In the following material, identify every line holding the string "name" and return it.

--- Start ---

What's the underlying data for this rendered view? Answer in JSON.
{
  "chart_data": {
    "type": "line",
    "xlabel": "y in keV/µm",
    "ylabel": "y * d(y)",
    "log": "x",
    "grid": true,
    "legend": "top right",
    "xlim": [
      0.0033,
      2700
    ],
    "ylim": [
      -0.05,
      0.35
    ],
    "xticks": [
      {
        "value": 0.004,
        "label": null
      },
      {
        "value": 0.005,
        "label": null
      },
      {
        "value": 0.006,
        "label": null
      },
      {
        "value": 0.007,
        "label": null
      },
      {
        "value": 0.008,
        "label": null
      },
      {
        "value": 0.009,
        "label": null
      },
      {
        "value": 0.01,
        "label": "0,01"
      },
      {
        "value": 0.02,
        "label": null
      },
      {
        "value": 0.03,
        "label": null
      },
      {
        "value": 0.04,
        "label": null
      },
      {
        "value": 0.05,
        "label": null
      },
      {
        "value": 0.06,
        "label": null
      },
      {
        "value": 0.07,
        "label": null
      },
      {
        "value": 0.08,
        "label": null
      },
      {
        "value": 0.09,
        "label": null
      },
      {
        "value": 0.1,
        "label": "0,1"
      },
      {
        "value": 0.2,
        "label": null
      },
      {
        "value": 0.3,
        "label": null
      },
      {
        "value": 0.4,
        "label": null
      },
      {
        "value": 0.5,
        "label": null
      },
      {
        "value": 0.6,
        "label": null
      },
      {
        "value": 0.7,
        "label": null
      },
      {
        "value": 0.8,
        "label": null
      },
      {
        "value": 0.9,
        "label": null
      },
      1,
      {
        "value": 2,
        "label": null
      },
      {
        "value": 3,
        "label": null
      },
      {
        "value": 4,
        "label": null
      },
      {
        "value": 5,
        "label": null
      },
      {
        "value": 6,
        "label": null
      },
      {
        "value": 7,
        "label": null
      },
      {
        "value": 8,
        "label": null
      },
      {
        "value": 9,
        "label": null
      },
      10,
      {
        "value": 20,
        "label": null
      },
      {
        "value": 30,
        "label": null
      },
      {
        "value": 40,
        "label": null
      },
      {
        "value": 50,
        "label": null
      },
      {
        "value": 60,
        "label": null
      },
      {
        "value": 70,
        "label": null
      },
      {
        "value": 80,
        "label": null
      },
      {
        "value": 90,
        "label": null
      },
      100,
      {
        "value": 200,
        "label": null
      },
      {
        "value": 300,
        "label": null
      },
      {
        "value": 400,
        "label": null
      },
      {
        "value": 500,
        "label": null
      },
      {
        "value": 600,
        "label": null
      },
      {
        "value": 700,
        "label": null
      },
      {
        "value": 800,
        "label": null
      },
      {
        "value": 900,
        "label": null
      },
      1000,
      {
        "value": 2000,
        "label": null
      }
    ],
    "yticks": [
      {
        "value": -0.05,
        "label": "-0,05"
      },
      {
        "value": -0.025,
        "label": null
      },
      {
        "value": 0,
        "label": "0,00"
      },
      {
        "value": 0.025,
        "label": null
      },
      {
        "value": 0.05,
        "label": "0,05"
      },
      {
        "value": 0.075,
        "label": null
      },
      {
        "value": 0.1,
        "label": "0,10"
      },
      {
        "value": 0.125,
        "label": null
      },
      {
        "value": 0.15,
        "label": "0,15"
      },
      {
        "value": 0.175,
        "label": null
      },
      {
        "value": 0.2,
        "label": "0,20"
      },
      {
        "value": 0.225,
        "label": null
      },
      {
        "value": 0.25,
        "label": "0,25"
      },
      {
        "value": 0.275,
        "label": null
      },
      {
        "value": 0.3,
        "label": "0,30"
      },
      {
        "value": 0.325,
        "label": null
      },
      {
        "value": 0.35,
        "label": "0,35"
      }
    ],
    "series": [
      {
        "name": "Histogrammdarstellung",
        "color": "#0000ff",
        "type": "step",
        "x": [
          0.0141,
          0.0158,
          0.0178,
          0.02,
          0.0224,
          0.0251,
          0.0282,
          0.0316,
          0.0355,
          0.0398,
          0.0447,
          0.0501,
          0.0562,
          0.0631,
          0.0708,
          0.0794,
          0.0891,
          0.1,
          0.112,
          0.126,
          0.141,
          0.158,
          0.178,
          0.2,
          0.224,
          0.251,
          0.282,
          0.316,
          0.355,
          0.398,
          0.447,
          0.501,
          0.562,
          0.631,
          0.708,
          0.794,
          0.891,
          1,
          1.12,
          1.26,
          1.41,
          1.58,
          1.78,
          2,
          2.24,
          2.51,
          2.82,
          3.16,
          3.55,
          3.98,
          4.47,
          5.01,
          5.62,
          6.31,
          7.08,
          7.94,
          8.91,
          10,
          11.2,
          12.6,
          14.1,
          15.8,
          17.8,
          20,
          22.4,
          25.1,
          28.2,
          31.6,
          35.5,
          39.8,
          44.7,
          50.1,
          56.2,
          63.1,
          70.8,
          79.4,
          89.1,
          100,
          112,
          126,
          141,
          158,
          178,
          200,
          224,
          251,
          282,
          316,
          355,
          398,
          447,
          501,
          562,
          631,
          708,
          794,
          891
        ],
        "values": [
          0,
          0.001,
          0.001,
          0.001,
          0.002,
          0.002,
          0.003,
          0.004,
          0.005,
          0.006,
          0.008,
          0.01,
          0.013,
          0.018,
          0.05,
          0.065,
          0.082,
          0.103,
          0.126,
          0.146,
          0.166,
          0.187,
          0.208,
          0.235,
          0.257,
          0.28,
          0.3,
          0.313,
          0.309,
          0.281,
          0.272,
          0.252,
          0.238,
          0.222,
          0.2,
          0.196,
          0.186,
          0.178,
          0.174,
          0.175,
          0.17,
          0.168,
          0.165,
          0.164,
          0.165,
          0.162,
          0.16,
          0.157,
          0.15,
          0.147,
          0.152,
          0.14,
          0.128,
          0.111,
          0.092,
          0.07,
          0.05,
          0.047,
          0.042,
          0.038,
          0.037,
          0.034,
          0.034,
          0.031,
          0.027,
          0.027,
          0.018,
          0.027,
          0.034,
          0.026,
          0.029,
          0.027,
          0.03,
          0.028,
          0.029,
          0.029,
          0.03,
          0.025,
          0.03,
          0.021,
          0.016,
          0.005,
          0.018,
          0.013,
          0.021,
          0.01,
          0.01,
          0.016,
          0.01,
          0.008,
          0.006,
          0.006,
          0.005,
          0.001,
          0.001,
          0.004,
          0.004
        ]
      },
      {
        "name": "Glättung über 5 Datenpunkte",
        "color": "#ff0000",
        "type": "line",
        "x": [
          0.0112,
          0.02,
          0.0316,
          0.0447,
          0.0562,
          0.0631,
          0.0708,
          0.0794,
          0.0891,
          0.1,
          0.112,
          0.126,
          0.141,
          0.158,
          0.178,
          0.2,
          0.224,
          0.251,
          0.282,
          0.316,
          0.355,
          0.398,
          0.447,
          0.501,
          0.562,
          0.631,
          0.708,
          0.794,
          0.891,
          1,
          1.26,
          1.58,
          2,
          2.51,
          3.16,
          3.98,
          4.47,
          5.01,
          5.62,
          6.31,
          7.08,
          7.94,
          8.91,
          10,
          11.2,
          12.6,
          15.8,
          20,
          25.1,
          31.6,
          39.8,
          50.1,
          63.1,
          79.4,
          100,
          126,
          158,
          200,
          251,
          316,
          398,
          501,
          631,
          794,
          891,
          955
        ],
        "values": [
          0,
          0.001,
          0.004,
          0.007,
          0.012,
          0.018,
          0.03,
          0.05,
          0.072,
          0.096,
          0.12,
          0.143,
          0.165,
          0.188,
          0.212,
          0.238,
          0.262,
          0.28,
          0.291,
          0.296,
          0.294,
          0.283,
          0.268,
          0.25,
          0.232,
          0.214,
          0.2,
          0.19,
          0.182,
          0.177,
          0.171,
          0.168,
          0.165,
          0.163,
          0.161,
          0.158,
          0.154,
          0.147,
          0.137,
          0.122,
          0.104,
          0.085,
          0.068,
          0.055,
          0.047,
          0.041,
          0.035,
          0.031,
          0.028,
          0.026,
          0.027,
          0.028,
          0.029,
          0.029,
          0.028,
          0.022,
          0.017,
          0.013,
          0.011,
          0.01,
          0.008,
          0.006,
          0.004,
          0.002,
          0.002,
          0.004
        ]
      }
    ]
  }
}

--- End ---

- Answer to the task:
        "name": "Histogrammdarstellung",
        "name": "Glättung über 5 Datenpunkte",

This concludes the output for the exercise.